- _What to do_: Collect every line of the records below that contains the word "sont".

- _Records for this exercise_:

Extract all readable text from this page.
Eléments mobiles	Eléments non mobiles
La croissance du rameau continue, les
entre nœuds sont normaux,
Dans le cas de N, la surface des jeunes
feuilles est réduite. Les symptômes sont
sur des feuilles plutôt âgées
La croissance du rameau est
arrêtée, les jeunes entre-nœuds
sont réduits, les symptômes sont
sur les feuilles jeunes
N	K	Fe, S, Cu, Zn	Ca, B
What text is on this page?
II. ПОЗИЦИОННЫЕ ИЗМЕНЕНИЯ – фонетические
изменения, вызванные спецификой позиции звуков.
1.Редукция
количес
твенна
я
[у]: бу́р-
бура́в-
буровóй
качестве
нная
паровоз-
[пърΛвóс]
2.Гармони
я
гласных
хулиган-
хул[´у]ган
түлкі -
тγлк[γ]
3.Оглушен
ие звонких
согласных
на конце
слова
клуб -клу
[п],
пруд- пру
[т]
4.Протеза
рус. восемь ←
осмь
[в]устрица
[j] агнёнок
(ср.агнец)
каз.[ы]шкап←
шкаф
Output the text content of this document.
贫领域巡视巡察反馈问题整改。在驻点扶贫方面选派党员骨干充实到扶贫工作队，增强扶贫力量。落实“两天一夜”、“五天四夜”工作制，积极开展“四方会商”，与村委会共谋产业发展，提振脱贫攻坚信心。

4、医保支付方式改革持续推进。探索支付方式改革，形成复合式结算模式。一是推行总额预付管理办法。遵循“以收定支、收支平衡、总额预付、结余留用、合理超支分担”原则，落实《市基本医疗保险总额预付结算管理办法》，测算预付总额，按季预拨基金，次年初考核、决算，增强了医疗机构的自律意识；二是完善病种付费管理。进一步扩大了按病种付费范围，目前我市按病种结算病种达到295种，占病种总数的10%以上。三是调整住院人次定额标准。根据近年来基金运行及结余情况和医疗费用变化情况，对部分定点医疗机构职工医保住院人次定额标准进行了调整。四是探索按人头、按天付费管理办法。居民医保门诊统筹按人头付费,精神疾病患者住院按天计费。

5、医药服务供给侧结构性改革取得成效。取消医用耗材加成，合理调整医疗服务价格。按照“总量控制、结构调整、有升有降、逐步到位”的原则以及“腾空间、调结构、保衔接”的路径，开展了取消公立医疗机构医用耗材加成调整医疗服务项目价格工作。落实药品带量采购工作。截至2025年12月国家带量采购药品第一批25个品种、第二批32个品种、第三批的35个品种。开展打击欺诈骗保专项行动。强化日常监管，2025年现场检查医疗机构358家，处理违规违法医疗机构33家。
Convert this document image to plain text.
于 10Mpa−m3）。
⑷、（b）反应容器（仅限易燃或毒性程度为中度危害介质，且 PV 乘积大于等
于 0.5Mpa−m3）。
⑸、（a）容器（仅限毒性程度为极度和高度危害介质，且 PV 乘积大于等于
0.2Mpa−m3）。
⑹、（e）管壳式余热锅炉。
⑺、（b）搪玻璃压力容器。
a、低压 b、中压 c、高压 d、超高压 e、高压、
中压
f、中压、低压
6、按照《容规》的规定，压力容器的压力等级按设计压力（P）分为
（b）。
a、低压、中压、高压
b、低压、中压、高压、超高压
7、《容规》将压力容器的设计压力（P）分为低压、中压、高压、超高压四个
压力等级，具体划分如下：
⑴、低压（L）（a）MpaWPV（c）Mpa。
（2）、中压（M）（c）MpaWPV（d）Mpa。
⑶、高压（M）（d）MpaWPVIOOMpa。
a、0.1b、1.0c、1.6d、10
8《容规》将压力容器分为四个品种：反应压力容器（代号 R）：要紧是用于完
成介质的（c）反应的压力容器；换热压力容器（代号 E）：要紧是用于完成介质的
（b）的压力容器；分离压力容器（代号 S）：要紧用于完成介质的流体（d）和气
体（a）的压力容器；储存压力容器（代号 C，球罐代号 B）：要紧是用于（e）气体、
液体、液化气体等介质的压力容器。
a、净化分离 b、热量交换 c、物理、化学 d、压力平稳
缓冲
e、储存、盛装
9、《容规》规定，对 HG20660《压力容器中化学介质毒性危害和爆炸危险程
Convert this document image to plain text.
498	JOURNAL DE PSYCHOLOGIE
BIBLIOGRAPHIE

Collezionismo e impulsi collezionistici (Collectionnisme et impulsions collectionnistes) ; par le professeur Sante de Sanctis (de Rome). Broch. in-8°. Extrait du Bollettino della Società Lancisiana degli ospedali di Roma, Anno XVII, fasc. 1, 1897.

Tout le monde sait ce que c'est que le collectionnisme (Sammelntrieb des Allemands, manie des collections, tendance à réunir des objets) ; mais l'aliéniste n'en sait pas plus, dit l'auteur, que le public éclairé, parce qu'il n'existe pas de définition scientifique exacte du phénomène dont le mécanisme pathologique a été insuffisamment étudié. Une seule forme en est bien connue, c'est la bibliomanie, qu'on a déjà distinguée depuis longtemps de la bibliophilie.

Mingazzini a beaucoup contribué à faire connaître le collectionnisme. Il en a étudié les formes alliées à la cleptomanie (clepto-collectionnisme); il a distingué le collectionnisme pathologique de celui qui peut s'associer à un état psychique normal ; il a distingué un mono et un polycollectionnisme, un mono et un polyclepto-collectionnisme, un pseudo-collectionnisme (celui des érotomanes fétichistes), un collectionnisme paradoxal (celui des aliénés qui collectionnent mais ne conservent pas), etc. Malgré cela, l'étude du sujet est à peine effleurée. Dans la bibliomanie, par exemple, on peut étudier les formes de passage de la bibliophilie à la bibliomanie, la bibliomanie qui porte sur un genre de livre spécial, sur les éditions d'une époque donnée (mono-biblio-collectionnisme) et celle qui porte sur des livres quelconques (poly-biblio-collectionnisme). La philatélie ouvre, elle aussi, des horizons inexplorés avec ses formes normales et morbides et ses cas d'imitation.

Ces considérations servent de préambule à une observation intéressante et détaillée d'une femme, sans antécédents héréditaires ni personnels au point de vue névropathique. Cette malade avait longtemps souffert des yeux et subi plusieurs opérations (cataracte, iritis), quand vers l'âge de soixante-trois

- _Answer to the task_:
entre nœuds sont normaux,
feuilles est réduite. Les symptômes sont
sont réduits, les symptômes sont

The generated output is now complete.